(Entries with figure data)
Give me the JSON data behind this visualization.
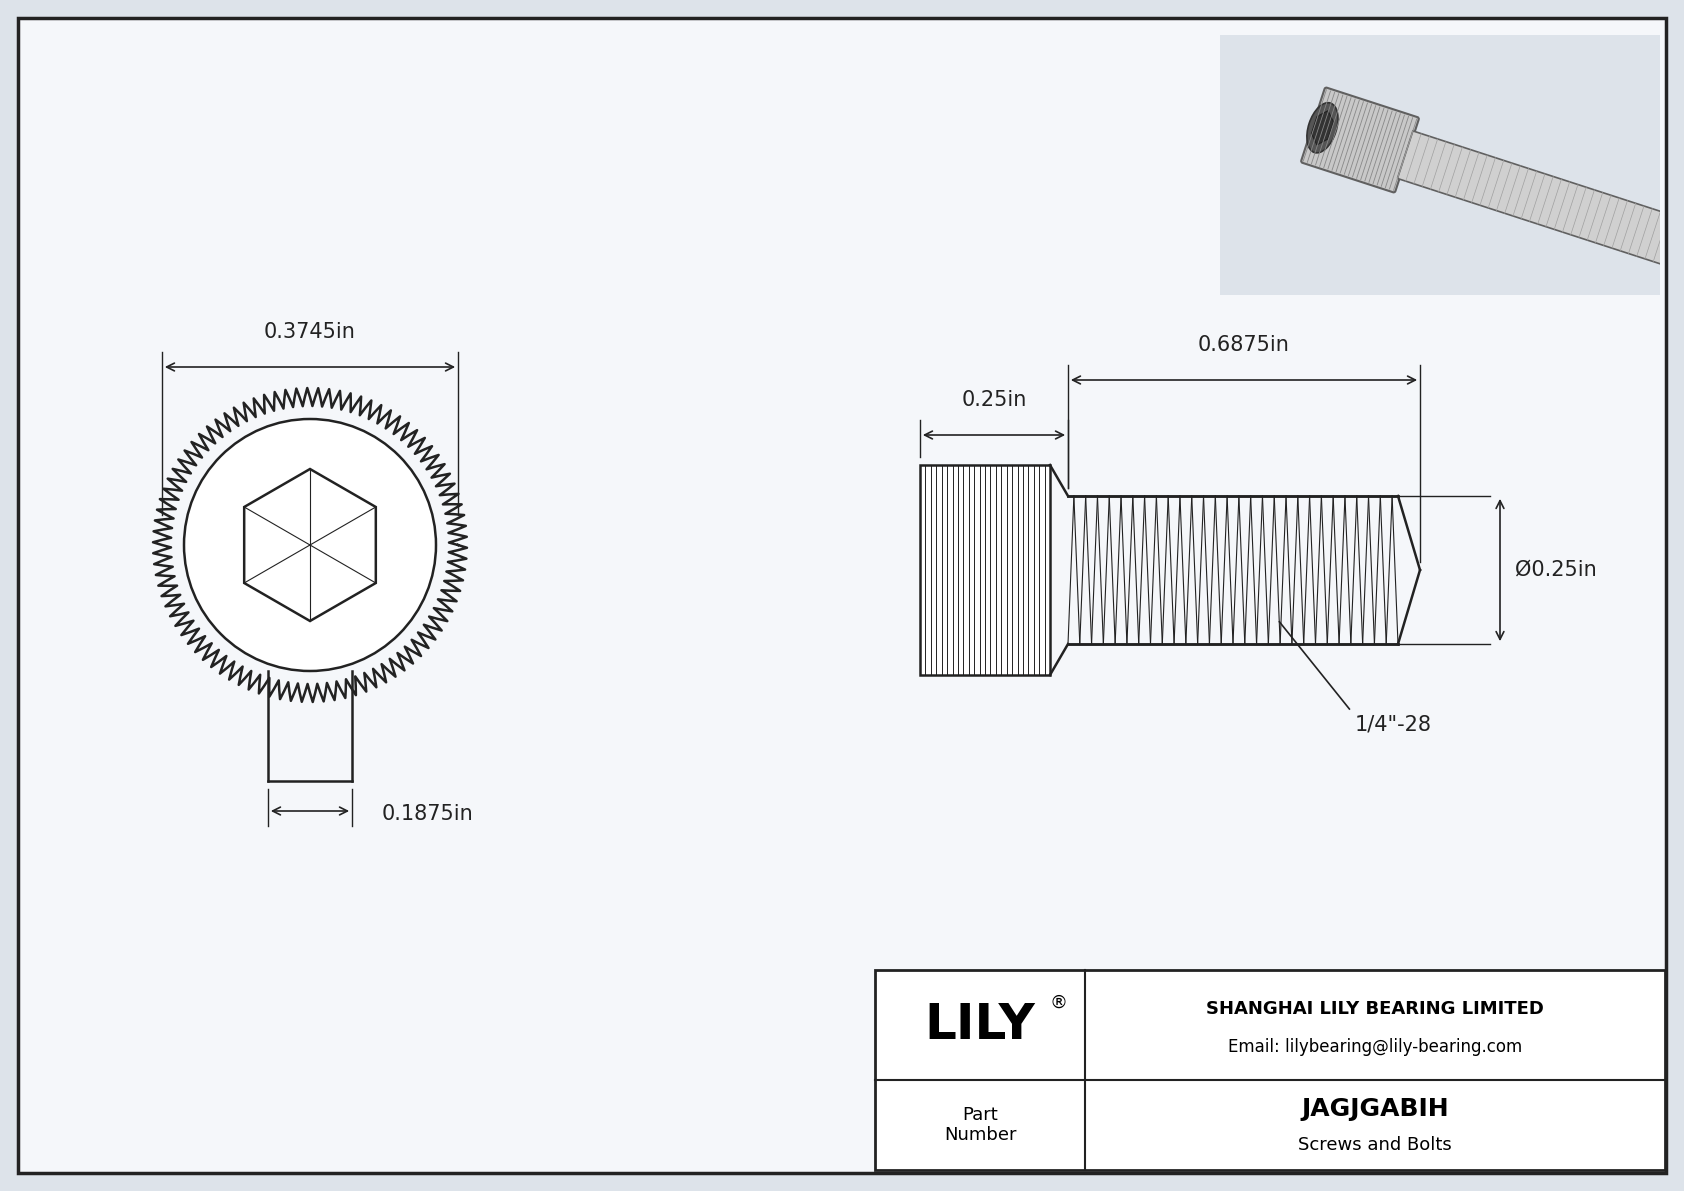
{
  "bg_color": "#dde3ea",
  "drawing_bg": "#f5f7fa",
  "border_color": "#222222",
  "line_color": "#222222",
  "title": "JAGJGABIH",
  "subtitle": "Screws and Bolts",
  "company": "SHANGHAI LILY BEARING LIMITED",
  "email": "Email: lilybearing@lily-bearing.com",
  "part_label": "Part\nNumber",
  "lily_text": "LILY",
  "registered": "®",
  "dim_head_diameter": "0.3745in",
  "dim_head_depth": "0.1875in",
  "dim_shank_length": "0.25in",
  "dim_thread_length": "0.6875in",
  "dim_thread_diameter": "Ø0.25in",
  "dim_thread_label": "1/4\"-28"
}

EXERCISE TASK:
Make an exact copy of every entry above, minus the images.

THE SOLUTION:
Give me the JSON data behind this visualization.
{
  "bg_color": "#dde3ea",
  "drawing_bg": "#f5f7fa",
  "border_color": "#222222",
  "line_color": "#222222",
  "title": "JAGJGABIH",
  "subtitle": "Screws and Bolts",
  "company": "SHANGHAI LILY BEARING LIMITED",
  "email": "Email: lilybearing@lily-bearing.com",
  "part_label": "Part\nNumber",
  "lily_text": "LILY",
  "registered": "®",
  "dim_head_diameter": "0.3745in",
  "dim_head_depth": "0.1875in",
  "dim_shank_length": "0.25in",
  "dim_thread_length": "0.6875in",
  "dim_thread_diameter": "Ø0.25in",
  "dim_thread_label": "1/4\"-28"
}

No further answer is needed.